Problem → Please lay out the lines below as a JSON list of strings, one string per line, starting at the first line and ending at the line that contains "- spectrogram-cell: [236, 134, 241, 139]", with both of those included and any blank lines left out.

Source data →
** BEGIN **

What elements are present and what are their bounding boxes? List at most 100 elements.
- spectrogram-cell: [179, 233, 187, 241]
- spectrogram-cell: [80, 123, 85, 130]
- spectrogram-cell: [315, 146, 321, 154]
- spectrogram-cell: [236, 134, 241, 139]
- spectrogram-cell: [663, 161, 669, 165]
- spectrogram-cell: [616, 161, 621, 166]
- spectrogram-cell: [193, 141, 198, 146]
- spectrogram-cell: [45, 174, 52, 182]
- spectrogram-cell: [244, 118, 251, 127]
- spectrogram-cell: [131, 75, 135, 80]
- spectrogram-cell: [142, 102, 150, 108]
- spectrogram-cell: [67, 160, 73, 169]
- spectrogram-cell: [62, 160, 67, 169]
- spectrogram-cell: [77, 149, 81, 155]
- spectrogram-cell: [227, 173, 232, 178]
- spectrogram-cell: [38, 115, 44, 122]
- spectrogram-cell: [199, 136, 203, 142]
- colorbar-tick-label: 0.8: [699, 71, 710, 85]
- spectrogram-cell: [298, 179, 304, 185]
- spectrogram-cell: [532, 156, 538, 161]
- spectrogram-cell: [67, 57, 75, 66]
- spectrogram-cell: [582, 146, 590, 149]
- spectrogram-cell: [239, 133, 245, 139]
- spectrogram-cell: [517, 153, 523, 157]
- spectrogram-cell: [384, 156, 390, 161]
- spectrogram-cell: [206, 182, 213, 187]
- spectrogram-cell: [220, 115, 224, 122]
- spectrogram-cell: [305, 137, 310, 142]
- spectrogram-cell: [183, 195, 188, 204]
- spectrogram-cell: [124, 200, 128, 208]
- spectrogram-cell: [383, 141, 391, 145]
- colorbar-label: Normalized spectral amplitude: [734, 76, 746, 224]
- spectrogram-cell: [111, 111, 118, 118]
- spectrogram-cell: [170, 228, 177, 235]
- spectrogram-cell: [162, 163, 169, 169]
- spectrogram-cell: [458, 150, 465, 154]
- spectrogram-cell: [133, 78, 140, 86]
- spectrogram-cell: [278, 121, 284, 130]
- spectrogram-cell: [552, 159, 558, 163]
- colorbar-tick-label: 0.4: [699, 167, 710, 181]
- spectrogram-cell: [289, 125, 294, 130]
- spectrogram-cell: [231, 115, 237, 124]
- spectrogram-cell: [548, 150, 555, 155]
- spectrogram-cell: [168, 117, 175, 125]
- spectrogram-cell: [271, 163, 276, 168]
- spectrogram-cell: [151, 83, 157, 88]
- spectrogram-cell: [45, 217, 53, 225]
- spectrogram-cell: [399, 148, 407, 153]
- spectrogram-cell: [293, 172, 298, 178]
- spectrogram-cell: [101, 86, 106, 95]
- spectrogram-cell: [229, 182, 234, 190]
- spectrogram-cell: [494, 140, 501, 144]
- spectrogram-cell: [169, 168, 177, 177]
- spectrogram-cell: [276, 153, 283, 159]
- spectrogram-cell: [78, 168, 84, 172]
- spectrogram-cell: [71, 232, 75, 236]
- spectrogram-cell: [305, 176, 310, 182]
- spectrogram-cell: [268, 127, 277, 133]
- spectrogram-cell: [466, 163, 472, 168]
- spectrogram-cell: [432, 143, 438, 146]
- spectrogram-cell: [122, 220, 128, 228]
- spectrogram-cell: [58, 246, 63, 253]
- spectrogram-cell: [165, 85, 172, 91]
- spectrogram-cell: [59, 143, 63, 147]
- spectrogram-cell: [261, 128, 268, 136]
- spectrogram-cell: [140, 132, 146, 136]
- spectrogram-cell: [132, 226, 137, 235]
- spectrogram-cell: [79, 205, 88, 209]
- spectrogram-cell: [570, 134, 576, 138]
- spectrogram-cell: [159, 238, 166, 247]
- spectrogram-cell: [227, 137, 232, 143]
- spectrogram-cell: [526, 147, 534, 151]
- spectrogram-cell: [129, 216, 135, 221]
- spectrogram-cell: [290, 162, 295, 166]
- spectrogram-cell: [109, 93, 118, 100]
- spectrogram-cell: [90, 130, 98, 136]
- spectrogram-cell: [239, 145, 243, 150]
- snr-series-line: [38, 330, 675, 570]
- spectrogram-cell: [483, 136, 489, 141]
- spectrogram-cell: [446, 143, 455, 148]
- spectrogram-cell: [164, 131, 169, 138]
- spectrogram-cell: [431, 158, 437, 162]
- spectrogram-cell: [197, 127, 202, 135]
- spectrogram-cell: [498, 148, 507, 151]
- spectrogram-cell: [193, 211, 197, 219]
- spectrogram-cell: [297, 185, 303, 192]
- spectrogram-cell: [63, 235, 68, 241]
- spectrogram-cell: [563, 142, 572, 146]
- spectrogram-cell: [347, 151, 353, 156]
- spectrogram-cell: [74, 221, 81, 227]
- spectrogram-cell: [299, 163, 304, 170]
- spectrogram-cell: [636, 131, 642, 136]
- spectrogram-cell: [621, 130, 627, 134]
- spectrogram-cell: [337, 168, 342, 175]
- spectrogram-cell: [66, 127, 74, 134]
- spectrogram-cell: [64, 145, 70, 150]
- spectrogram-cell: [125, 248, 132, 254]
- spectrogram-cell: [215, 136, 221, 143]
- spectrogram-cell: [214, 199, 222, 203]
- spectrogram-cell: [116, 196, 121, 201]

** END **

Problem solution →
[
  "What elements are present and what are their bounding boxes? List at most 100 elements.",
  "- spectrogram-cell: [179, 233, 187, 241]",
  "- spectrogram-cell: [80, 123, 85, 130]",
  "- spectrogram-cell: [315, 146, 321, 154]",
  "- spectrogram-cell: [236, 134, 241, 139]"
]